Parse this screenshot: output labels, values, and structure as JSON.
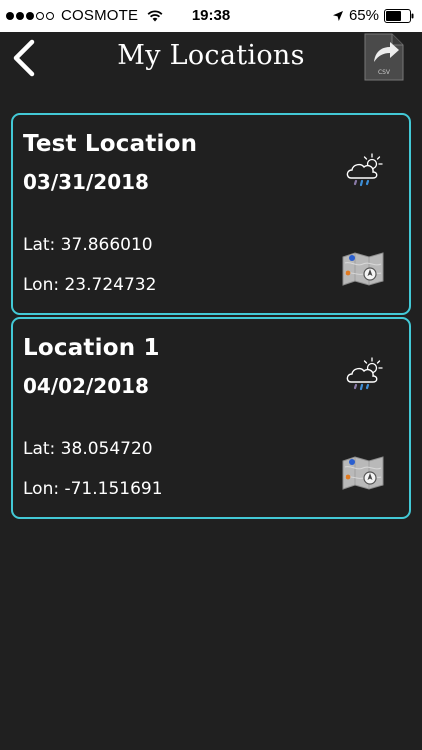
{
  "status_bar": {
    "carrier": "COSMOTE",
    "time": "19:38",
    "battery": "65%",
    "battery_level": 0.65,
    "signal_bars_filled": 3,
    "signal_bars_total": 5
  },
  "nav": {
    "title": "My Locations",
    "back_icon": "chevron-left-icon",
    "export_icon": "csv-export-icon",
    "export_label": "CSV"
  },
  "locations": [
    {
      "name": "Test Location",
      "date": "03/31/2018",
      "lat": "Lat: 37.866010",
      "lon": "Lon: 23.724732",
      "weather_icon": "partly-cloudy-rain-icon",
      "map_icon": "map-icon"
    },
    {
      "name": "Location 1",
      "date": "04/02/2018",
      "lat": "Lat: 38.054720",
      "lon": "Lon: -71.151691",
      "weather_icon": "partly-cloudy-rain-icon",
      "map_icon": "map-icon"
    }
  ],
  "colors": {
    "background": "#202020",
    "card_border": "#43c9d6",
    "text": "#ffffff",
    "status_bar": "#ffffff"
  }
}
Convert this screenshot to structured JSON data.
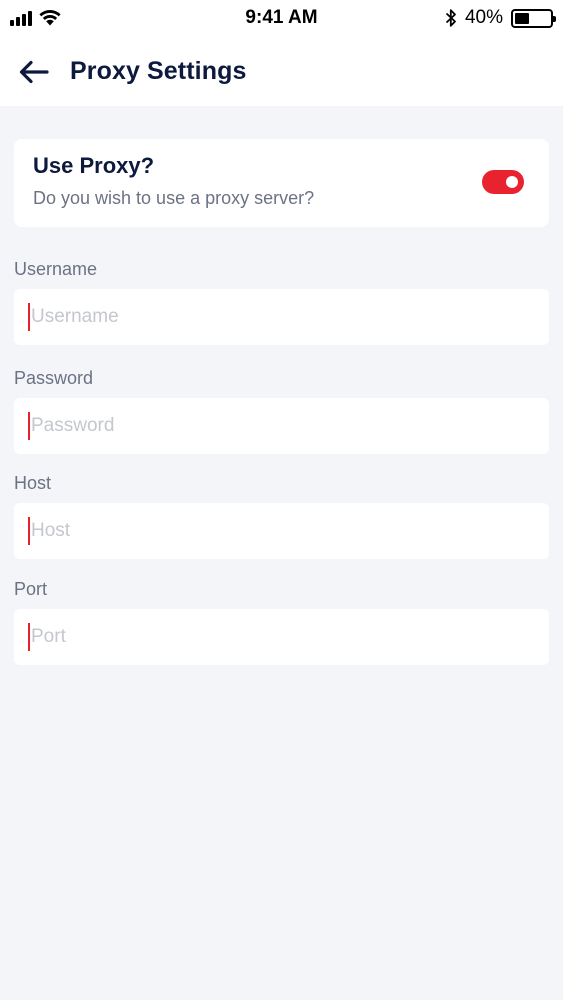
{
  "status_bar": {
    "time": "9:41 AM",
    "battery_percent": "40%",
    "battery_level": 0.4,
    "icons": [
      "signal-icon",
      "wifi-icon",
      "bluetooth-icon",
      "battery-icon"
    ]
  },
  "header": {
    "title": "Proxy Settings",
    "back_icon": "arrow-left-icon"
  },
  "proxy": {
    "title": "Use Proxy?",
    "subtitle": "Do you wish to use a proxy server?",
    "enabled": true
  },
  "fields": {
    "username": {
      "label": "Username",
      "placeholder": "Username",
      "value": ""
    },
    "password": {
      "label": "Password",
      "placeholder": "Password",
      "value": ""
    },
    "host": {
      "label": "Host",
      "placeholder": "Host",
      "value": ""
    },
    "port": {
      "label": "Port",
      "placeholder": "Port",
      "value": ""
    }
  },
  "colors": {
    "accent": "#e8232f",
    "title": "#0d1a3d",
    "background": "#f4f5f9",
    "label": "#6b7283",
    "placeholder": "#c4c7cf"
  }
}
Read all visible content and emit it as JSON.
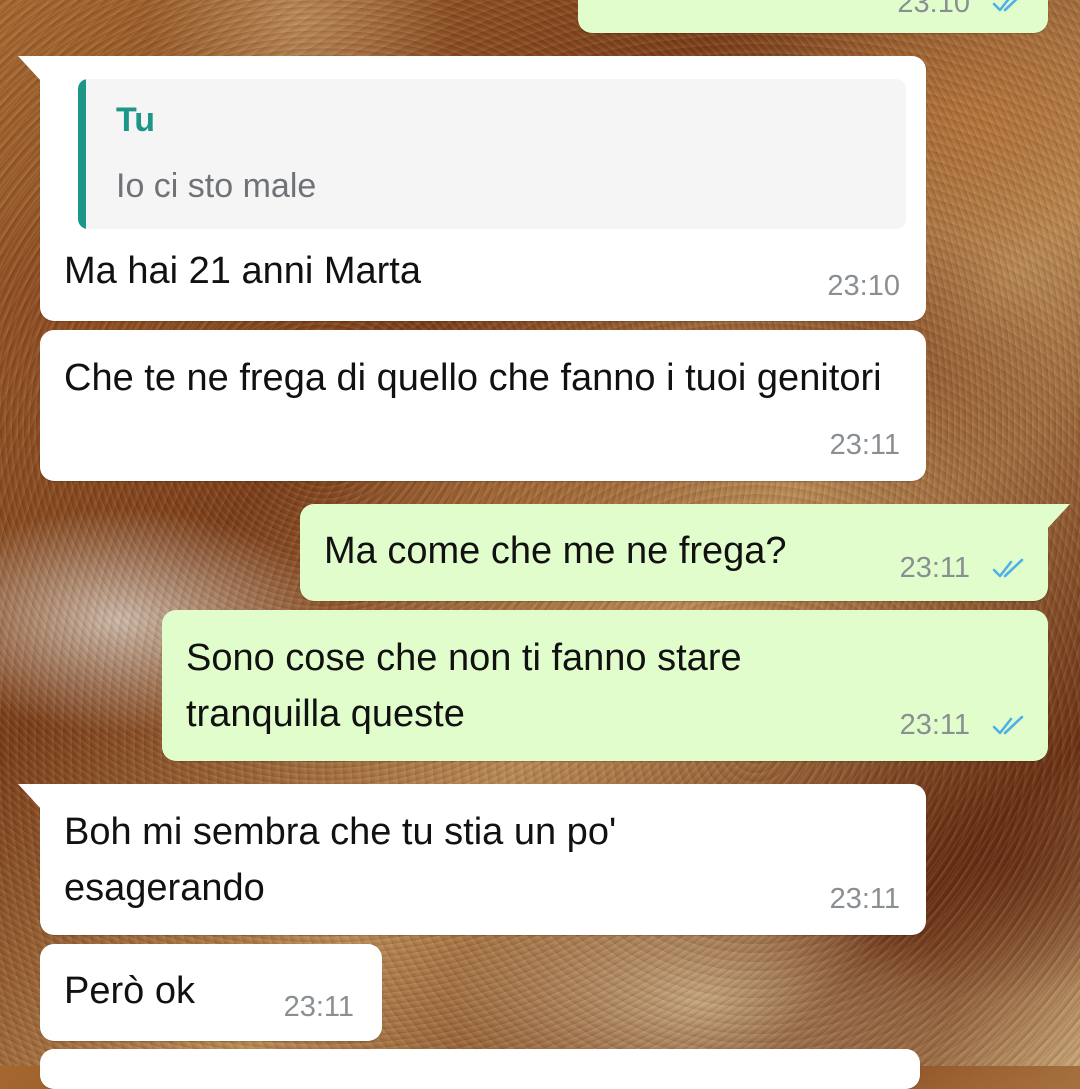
{
  "colors": {
    "incoming_bubble": "#ffffff",
    "outgoing_bubble": "#e2fdcc",
    "quote_accent": "#1b9688",
    "read_ticks": "#4fb0e6",
    "timestamp": "#8a8f93"
  },
  "messages": [
    {
      "direction": "outgoing",
      "text": "",
      "time": "23:10",
      "status": "read",
      "icon": "double-check-icon"
    },
    {
      "direction": "incoming",
      "reply_to": {
        "author": "Tu",
        "text": "Io ci sto male"
      },
      "text": "Ma hai 21 anni Marta",
      "time": "23:10"
    },
    {
      "direction": "incoming",
      "text": "Che te ne frega di quello che fanno i tuoi genitori",
      "time": "23:11"
    },
    {
      "direction": "outgoing",
      "text": "Ma come che me ne frega?",
      "time": "23:11",
      "status": "read",
      "icon": "double-check-icon"
    },
    {
      "direction": "outgoing",
      "text": "Sono cose che non ti fanno stare tranquilla queste",
      "time": "23:11",
      "status": "read",
      "icon": "double-check-icon"
    },
    {
      "direction": "incoming",
      "text": "Boh mi sembra che tu stia un po' esagerando",
      "time": "23:11"
    },
    {
      "direction": "incoming",
      "text": "Però ok",
      "time": "23:11"
    },
    {
      "direction": "incoming",
      "text": "",
      "time": ""
    }
  ]
}
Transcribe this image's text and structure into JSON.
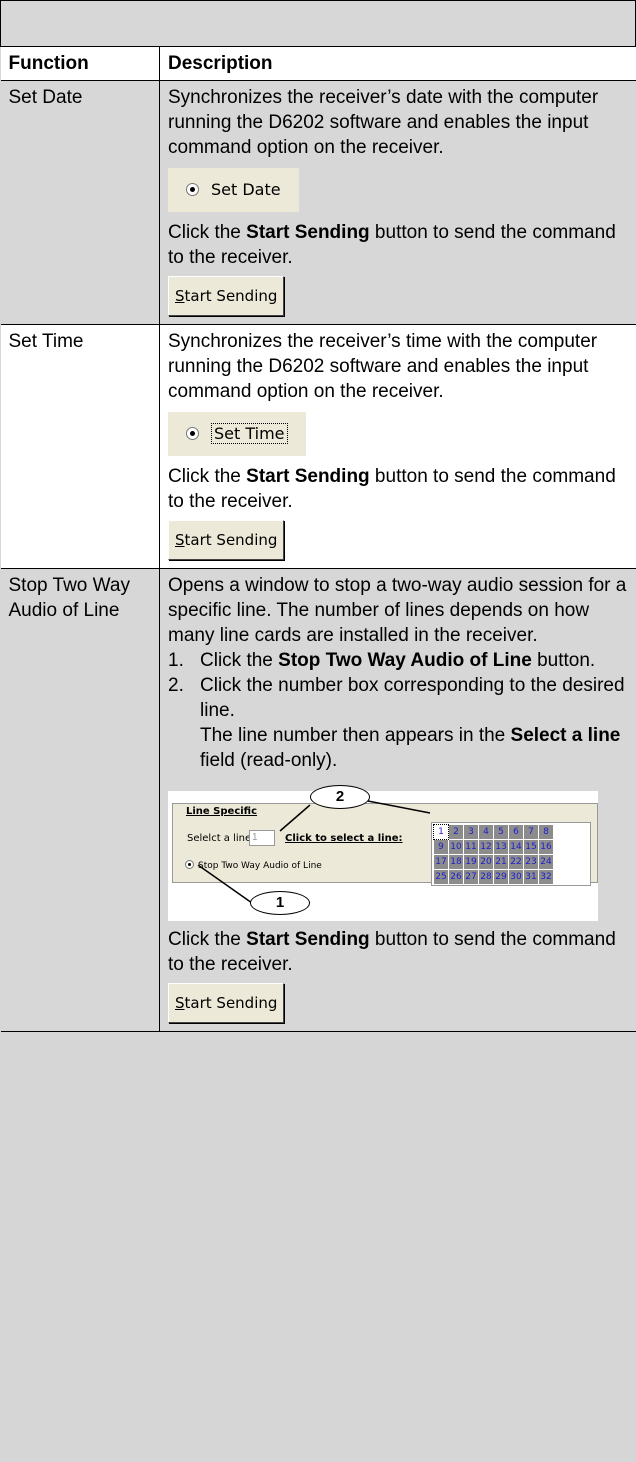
{
  "headers": {
    "function": "Function",
    "description": "Description"
  },
  "rows": [
    {
      "function": "Set Date",
      "description": "Synchronizes the receiver’s date with the computer running the D6202 software and enables the input command option on the receiver.",
      "radio_label": "Set Date",
      "click_pre": "Click the ",
      "click_bold": "Start Sending",
      "click_post": " button to send the command to the receiver.",
      "button_first": "S",
      "button_rest": "tart Sending"
    },
    {
      "function": "Set Time",
      "description": "Synchronizes the receiver’s time with the computer running the D6202 software and enables the input command option on the receiver.",
      "radio_label": "Set Time",
      "click_pre": "Click the ",
      "click_bold": "Start Sending",
      "click_post": " button to send the command to the receiver.",
      "button_first": "S",
      "button_rest": "tart Sending"
    },
    {
      "function": "Stop Two Way Audio of Line",
      "description": "Opens a window to stop a two-way audio session for a specific line. The number of lines depends on how many line cards are installed in the receiver.",
      "steps": [
        {
          "num": "1.",
          "pre": "Click the ",
          "bold": "Stop Two Way Audio of Line",
          "post": " button."
        },
        {
          "num": "2.",
          "pre": "Click the number box corresponding to the desired line.",
          "bold": "",
          "post": ""
        }
      ],
      "step2_note_pre": "The line number then appears in the ",
      "step2_note_bold": "Select a line",
      "step2_note_post": " field (read-only).",
      "figure": {
        "legend": "Line Specific",
        "select_label": "Selelct a line:",
        "select_value": "1",
        "link_text": "Click to select a line:",
        "radio_label": "Stop Two Way Audio of Line",
        "grid_numbers": [
          "1",
          "2",
          "3",
          "4",
          "5",
          "6",
          "7",
          "8",
          "9",
          "10",
          "11",
          "12",
          "13",
          "14",
          "15",
          "16",
          "17",
          "18",
          "19",
          "20",
          "21",
          "22",
          "23",
          "24",
          "25",
          "26",
          "27",
          "28",
          "29",
          "30",
          "31",
          "32"
        ],
        "callout_1": "1",
        "callout_2": "2"
      },
      "click_pre": "Click the ",
      "click_bold": "Start Sending",
      "click_post": " button to send the command to the receiver.",
      "button_first": "S",
      "button_rest": "tart Sending"
    }
  ]
}
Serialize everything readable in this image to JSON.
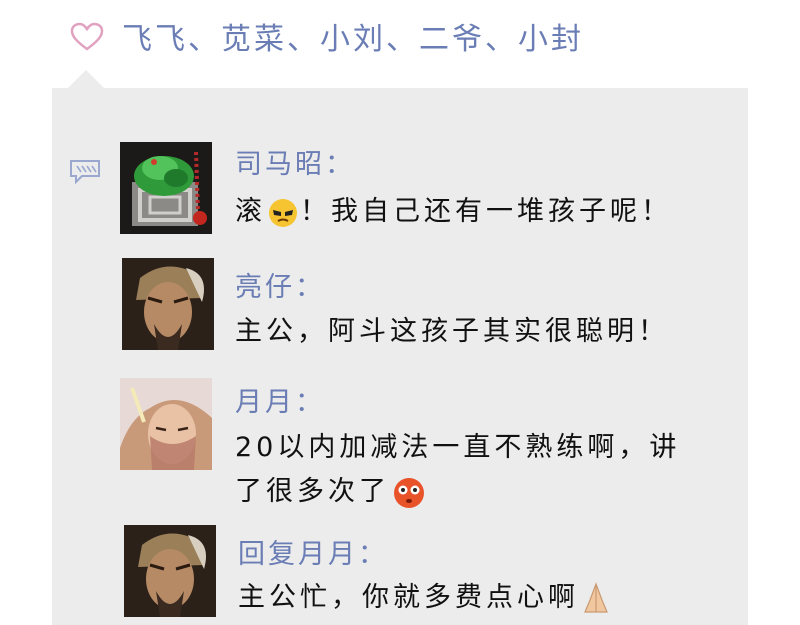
{
  "likes": {
    "icon": "heart-outline-icon",
    "text": "飞飞、苋菜、小刘、二爷、小封",
    "color": "#6a7db4"
  },
  "comments_section": {
    "comment_icon": "comment-bubble-icon",
    "items": [
      {
        "author": "司马昭：",
        "text_before": "滚",
        "emoji": "sunglasses-grumpy-emoji",
        "text_after": "！我自己还有一堆孩子呢！",
        "avatar": "green-dragon-avatar"
      },
      {
        "author": "亮仔：",
        "text": "主公，阿斗这孩子其实很聪明！",
        "avatar": "bearded-strategist-avatar"
      },
      {
        "author": "月月：",
        "text_line1": "20以内加减法一直不熟练啊，讲",
        "text_line2": "了很多次了",
        "emoji": "flushed-face-emoji",
        "avatar": "veiled-woman-avatar"
      },
      {
        "author": "回复月月：",
        "text": "主公忙，你就多费点心啊",
        "emoji": "folded-hands-emoji",
        "avatar": "bearded-strategist-avatar"
      }
    ]
  }
}
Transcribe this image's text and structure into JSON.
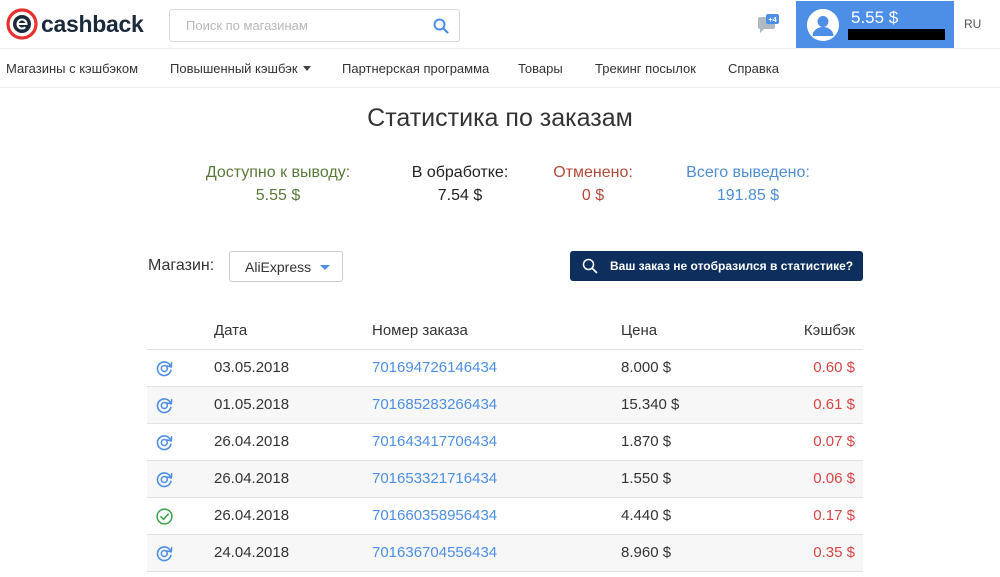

### GOAL OF THE EXERCISE
Display every line of the listing that contains the string "ffffff".

### FULL SOLUTION
    "text": "#ffffff",
    "status_bar": "#ffffff"
    "incoming_bubble": "#ffffff",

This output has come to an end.